## [Goal of the exercise]
Exactly reproduce the entries, dropping any pictures from your copy.

## [Material for the task]
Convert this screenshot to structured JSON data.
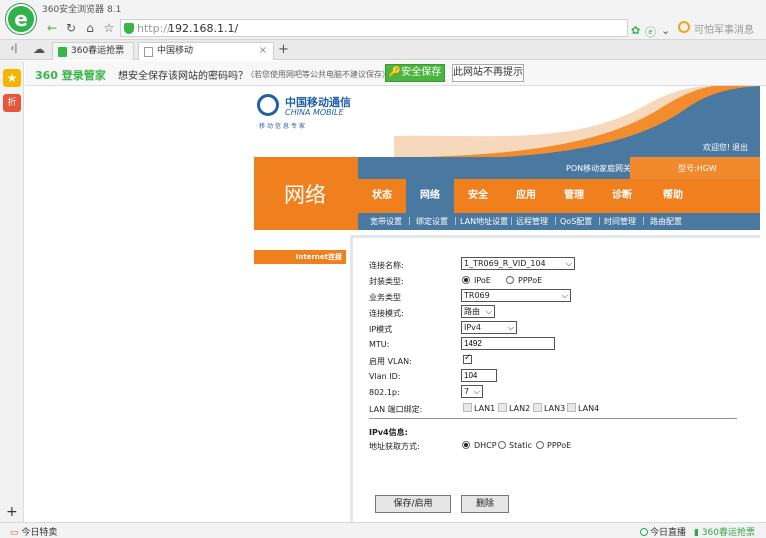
{
  "browser": {
    "title": "360安全浏览器 8.1",
    "logo_letter": "e",
    "url_scheme": "http://",
    "url_host": "192.168.1.1/",
    "search_placeholder": "可怕军事消息",
    "nav_icons": [
      "back-icon",
      "forward-icon",
      "refresh-icon",
      "home-icon",
      "star-icon"
    ],
    "tabs": [
      {
        "label": "360春运抢票",
        "active": false
      },
      {
        "label": "中国移动",
        "active": true
      }
    ],
    "new_tab": "+",
    "tab_close": "×"
  },
  "password_bar": {
    "brand": "360 登录管家",
    "question": "想安全保存该网站的密码吗？",
    "note": "（若您使用网吧等公共电脑不建议保存）",
    "save_label": "安全保存",
    "dont_label": "此网站不再提示"
  },
  "sidebar": {
    "plus": "+",
    "gift_label": "折"
  },
  "router": {
    "logo_cn": "中国移动通信",
    "logo_en": "CHINA MOBILE",
    "logo_sub": "移动信息专家",
    "welcome": "欢迎您!",
    "logout": "退出",
    "section_title": "网络",
    "pon": "PON移动家庭网关",
    "model": "型号:HGW",
    "menu": [
      "状态",
      "网络",
      "安全",
      "应用",
      "管理",
      "诊断",
      "帮助"
    ],
    "submenu": [
      "宽带设置",
      "绑定设置",
      "LAN地址设置",
      "远程管理",
      "QoS配置",
      "时间管理",
      "路由配置"
    ],
    "side_label": "Internet连接",
    "form": {
      "conn_name_label": "连接名称:",
      "conn_name_value": "1_TR069_R_VID_104",
      "encap_label": "封装类型:",
      "encap_ipoe": "IPoE",
      "encap_pppoe": "PPPoE",
      "service_label": "业务类型",
      "service_value": "TR069",
      "mode_label": "连接模式:",
      "mode_value": "路由",
      "ip_mode_label": "IP模式",
      "ip_mode_value": "IPv4",
      "mtu_label": "MTU:",
      "mtu_value": "1492",
      "vlan_enable_label": "启用 VLAN:",
      "vlan_id_label": "Vlan ID:",
      "vlan_id_value": "104",
      "dot1p_label": "802.1p:",
      "dot1p_value": "7",
      "lan_bind_label": "LAN 端口绑定:",
      "lan_ports": [
        "LAN1",
        "LAN2",
        "LAN3",
        "LAN4"
      ],
      "ipv4_info": "IPv4信息:",
      "addr_mode_label": "地址获取方式:",
      "addr_dhcp": "DHCP",
      "addr_static": "Static",
      "addr_pppoe": "PPPoE",
      "save_btn": "保存/启用",
      "delete_btn": "删除"
    }
  },
  "statusbar": {
    "left": "今日特卖",
    "live": "今日直播",
    "tickets": "360春运抢票"
  },
  "colors": {
    "orange": "#f07f1e",
    "blue": "#4978a0",
    "green": "#3ab54a"
  }
}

## [Expected answer]
Convert this screenshot to structured JSON data.
{
  "browser": {
    "title": "360安全浏览器 8.1",
    "logo_letter": "e",
    "url_scheme": "http://",
    "url_host": "192.168.1.1/",
    "search_placeholder": "可怕军事消息",
    "nav_icons": [
      "back-icon",
      "forward-icon",
      "refresh-icon",
      "home-icon",
      "star-icon"
    ],
    "tabs": [
      {
        "label": "360春运抢票",
        "active": false
      },
      {
        "label": "中国移动",
        "active": true
      }
    ],
    "new_tab": "+",
    "tab_close": "×"
  },
  "password_bar": {
    "brand": "360 登录管家",
    "question": "想安全保存该网站的密码吗？",
    "note": "（若您使用网吧等公共电脑不建议保存）",
    "save_label": "安全保存",
    "dont_label": "此网站不再提示"
  },
  "sidebar": {
    "plus": "+",
    "gift_label": "折"
  },
  "router": {
    "logo_cn": "中国移动通信",
    "logo_en": "CHINA MOBILE",
    "logo_sub": "移动信息专家",
    "welcome": "欢迎您!",
    "logout": "退出",
    "section_title": "网络",
    "pon": "PON移动家庭网关",
    "model": "型号:HGW",
    "menu": [
      "状态",
      "网络",
      "安全",
      "应用",
      "管理",
      "诊断",
      "帮助"
    ],
    "submenu": [
      "宽带设置",
      "绑定设置",
      "LAN地址设置",
      "远程管理",
      "QoS配置",
      "时间管理",
      "路由配置"
    ],
    "side_label": "Internet连接",
    "form": {
      "conn_name_label": "连接名称:",
      "conn_name_value": "1_TR069_R_VID_104",
      "encap_label": "封装类型:",
      "encap_ipoe": "IPoE",
      "encap_pppoe": "PPPoE",
      "service_label": "业务类型",
      "service_value": "TR069",
      "mode_label": "连接模式:",
      "mode_value": "路由",
      "ip_mode_label": "IP模式",
      "ip_mode_value": "IPv4",
      "mtu_label": "MTU:",
      "mtu_value": "1492",
      "vlan_enable_label": "启用 VLAN:",
      "vlan_id_label": "Vlan ID:",
      "vlan_id_value": "104",
      "dot1p_label": "802.1p:",
      "dot1p_value": "7",
      "lan_bind_label": "LAN 端口绑定:",
      "lan_ports": [
        "LAN1",
        "LAN2",
        "LAN3",
        "LAN4"
      ],
      "ipv4_info": "IPv4信息:",
      "addr_mode_label": "地址获取方式:",
      "addr_dhcp": "DHCP",
      "addr_static": "Static",
      "addr_pppoe": "PPPoE",
      "save_btn": "保存/启用",
      "delete_btn": "删除"
    }
  },
  "statusbar": {
    "left": "今日特卖",
    "live": "今日直播",
    "tickets": "360春运抢票"
  },
  "colors": {
    "orange": "#f07f1e",
    "blue": "#4978a0",
    "green": "#3ab54a"
  }
}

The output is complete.